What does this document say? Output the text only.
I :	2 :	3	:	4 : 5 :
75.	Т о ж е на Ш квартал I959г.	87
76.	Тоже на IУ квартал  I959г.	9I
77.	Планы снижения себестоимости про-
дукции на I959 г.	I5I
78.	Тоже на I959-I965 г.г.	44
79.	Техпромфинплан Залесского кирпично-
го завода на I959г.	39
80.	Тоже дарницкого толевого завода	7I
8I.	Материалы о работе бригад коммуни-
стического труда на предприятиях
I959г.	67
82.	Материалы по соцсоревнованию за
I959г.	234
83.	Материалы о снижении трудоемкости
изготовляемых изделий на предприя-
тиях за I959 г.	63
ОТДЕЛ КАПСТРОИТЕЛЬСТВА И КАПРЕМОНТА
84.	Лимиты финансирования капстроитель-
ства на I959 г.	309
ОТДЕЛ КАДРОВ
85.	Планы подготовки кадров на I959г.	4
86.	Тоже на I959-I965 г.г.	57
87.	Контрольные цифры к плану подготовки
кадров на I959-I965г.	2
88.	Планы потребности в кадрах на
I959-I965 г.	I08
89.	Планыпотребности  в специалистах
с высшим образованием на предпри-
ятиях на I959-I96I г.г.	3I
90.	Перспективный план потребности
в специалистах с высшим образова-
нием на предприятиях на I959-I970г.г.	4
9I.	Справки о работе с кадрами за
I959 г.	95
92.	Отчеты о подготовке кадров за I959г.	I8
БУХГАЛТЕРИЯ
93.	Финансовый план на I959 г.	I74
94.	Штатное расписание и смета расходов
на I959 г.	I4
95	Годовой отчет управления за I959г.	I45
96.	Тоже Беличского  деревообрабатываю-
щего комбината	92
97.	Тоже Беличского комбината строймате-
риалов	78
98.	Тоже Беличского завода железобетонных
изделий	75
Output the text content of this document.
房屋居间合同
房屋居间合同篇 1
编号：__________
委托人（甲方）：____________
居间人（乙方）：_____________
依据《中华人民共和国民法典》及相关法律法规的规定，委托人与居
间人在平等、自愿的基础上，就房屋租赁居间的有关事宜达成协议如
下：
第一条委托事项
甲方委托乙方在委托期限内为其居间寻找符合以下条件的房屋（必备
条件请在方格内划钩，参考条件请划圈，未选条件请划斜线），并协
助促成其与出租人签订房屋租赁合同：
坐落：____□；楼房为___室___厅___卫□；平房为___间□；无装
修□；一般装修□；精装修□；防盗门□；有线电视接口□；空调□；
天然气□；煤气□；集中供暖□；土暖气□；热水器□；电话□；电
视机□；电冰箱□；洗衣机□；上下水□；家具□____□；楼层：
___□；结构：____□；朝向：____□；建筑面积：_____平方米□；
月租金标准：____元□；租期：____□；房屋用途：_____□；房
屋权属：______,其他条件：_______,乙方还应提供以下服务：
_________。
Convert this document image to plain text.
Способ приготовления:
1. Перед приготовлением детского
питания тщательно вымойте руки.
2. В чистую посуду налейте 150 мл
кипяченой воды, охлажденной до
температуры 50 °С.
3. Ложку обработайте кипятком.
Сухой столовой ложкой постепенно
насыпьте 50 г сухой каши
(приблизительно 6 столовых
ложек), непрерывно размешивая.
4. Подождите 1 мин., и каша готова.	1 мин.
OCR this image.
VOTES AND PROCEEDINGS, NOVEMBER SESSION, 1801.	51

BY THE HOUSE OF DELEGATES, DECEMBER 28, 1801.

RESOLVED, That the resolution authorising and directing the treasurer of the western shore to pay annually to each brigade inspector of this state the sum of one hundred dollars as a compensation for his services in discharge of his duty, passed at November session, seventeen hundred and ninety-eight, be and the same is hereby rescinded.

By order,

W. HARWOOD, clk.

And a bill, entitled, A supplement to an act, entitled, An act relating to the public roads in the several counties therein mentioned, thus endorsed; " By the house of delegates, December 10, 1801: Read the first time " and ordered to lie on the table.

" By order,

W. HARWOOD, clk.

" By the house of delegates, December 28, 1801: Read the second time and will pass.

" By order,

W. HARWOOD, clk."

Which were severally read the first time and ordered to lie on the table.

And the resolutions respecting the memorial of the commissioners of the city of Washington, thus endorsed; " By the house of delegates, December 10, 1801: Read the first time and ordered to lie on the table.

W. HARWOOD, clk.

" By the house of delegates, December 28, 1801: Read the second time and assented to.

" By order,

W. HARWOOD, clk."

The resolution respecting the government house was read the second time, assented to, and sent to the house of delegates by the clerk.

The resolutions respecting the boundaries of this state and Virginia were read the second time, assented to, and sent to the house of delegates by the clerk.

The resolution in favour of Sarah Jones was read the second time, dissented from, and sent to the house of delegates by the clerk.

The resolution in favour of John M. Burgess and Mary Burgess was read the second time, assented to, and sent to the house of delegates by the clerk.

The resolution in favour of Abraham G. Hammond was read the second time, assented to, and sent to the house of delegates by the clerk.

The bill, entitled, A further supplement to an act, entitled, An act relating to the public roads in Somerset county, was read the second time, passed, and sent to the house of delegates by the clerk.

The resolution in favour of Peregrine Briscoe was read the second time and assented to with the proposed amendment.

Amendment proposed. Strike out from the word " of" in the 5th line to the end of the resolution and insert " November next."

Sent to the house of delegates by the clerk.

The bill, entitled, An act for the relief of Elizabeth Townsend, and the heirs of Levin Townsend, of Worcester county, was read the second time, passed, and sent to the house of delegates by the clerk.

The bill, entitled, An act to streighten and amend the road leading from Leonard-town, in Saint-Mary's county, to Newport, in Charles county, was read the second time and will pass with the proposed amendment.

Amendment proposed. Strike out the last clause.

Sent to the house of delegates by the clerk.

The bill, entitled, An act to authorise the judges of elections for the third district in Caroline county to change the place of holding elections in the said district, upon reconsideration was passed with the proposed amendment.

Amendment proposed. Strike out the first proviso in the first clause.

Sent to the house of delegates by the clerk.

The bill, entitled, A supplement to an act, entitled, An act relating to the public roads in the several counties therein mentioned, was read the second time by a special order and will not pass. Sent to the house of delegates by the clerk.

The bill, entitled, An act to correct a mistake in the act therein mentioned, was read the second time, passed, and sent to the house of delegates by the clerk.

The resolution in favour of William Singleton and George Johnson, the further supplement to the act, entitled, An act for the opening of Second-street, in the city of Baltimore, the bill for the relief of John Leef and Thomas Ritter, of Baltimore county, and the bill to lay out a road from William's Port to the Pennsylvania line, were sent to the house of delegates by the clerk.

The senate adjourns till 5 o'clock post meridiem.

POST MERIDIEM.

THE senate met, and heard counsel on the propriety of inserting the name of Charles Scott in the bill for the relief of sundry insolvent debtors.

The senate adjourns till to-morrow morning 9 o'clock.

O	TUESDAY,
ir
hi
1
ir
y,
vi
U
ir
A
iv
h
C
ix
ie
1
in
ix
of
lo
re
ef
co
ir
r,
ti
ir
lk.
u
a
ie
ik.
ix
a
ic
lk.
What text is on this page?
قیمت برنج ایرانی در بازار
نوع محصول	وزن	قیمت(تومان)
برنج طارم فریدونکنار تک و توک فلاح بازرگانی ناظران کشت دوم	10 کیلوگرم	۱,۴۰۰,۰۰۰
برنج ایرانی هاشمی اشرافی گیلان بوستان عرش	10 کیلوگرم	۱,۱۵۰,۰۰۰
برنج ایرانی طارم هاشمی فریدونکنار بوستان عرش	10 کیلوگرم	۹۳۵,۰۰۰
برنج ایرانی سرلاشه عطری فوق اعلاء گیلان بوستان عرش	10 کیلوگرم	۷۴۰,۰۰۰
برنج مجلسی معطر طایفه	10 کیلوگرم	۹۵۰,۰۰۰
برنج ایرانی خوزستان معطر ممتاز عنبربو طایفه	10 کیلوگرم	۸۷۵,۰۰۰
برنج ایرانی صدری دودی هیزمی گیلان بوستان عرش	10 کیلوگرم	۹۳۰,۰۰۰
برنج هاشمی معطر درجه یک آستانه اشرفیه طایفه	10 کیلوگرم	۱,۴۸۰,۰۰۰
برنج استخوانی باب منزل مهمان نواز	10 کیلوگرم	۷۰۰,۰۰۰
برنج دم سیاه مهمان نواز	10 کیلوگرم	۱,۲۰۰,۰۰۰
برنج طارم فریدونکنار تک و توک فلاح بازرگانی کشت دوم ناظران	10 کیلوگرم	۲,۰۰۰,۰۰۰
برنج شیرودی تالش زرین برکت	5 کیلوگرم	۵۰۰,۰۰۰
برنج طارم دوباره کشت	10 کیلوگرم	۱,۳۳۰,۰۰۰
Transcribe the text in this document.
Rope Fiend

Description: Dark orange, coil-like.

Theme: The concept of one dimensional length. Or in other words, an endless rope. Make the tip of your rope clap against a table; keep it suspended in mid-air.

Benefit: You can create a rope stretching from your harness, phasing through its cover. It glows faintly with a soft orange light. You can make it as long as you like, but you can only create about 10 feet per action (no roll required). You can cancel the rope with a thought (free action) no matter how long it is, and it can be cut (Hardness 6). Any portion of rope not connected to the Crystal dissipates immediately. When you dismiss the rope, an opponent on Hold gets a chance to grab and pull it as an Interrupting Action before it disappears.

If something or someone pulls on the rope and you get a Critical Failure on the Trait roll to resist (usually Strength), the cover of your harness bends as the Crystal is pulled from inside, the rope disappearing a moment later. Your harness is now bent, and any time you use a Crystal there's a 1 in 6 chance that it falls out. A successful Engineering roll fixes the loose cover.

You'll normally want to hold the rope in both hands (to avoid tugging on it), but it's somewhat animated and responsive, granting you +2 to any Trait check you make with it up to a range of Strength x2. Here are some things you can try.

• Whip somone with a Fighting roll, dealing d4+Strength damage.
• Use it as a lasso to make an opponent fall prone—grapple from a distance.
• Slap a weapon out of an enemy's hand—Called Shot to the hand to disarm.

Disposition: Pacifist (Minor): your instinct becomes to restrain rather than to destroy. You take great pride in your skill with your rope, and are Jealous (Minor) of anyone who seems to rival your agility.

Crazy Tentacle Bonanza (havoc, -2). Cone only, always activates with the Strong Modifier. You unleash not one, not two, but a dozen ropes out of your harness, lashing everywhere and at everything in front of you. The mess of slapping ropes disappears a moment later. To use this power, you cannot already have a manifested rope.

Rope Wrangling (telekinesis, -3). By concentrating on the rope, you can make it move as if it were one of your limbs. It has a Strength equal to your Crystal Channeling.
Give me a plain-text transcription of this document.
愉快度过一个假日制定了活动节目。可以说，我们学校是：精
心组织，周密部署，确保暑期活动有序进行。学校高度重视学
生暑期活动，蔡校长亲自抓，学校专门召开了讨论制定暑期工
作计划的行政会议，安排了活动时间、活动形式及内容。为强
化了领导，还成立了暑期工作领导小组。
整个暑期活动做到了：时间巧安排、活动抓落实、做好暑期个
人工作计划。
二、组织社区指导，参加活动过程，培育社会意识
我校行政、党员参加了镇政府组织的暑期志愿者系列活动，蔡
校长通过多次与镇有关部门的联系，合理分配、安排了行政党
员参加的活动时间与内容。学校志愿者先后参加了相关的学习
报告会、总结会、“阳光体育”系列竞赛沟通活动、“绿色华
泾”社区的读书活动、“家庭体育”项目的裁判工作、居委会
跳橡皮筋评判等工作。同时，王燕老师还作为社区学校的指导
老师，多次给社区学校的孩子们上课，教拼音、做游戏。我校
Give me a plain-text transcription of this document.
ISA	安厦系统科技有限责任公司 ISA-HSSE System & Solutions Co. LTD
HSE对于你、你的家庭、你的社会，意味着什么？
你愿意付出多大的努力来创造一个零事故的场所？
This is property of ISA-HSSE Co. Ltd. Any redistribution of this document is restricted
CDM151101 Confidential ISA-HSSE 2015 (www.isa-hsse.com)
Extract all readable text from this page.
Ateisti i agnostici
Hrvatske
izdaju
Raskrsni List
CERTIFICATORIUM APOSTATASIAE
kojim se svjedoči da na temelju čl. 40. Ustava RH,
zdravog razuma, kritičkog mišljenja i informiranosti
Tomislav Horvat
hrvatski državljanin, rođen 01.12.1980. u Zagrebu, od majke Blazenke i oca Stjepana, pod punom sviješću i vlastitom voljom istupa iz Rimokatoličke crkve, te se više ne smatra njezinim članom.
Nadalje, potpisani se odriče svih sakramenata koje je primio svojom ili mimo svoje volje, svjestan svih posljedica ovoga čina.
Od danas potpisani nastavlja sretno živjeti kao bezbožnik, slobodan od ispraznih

AIM: Using the listing above, return all lines where the word "city" occurs.

SOLUTION TO THIS PROBLEM:
And the resolutions respecting the memorial of the commissioners of the city of Washington, thus endorsed; " By the house of delegates, December 10, 1801: Read the first time and ordered to lie on the table.
The resolution in favour of William Singleton and George Johnson, the further supplement to the act, entitled, An act for the opening of Second-street, in the city of Baltimore, the bill for the relief of John Leef and Thomas Ritter, of Baltimore county, and the bill to lay out a road from William's Port to the Pennsylvania line, were sent to the house of delegates by the clerk.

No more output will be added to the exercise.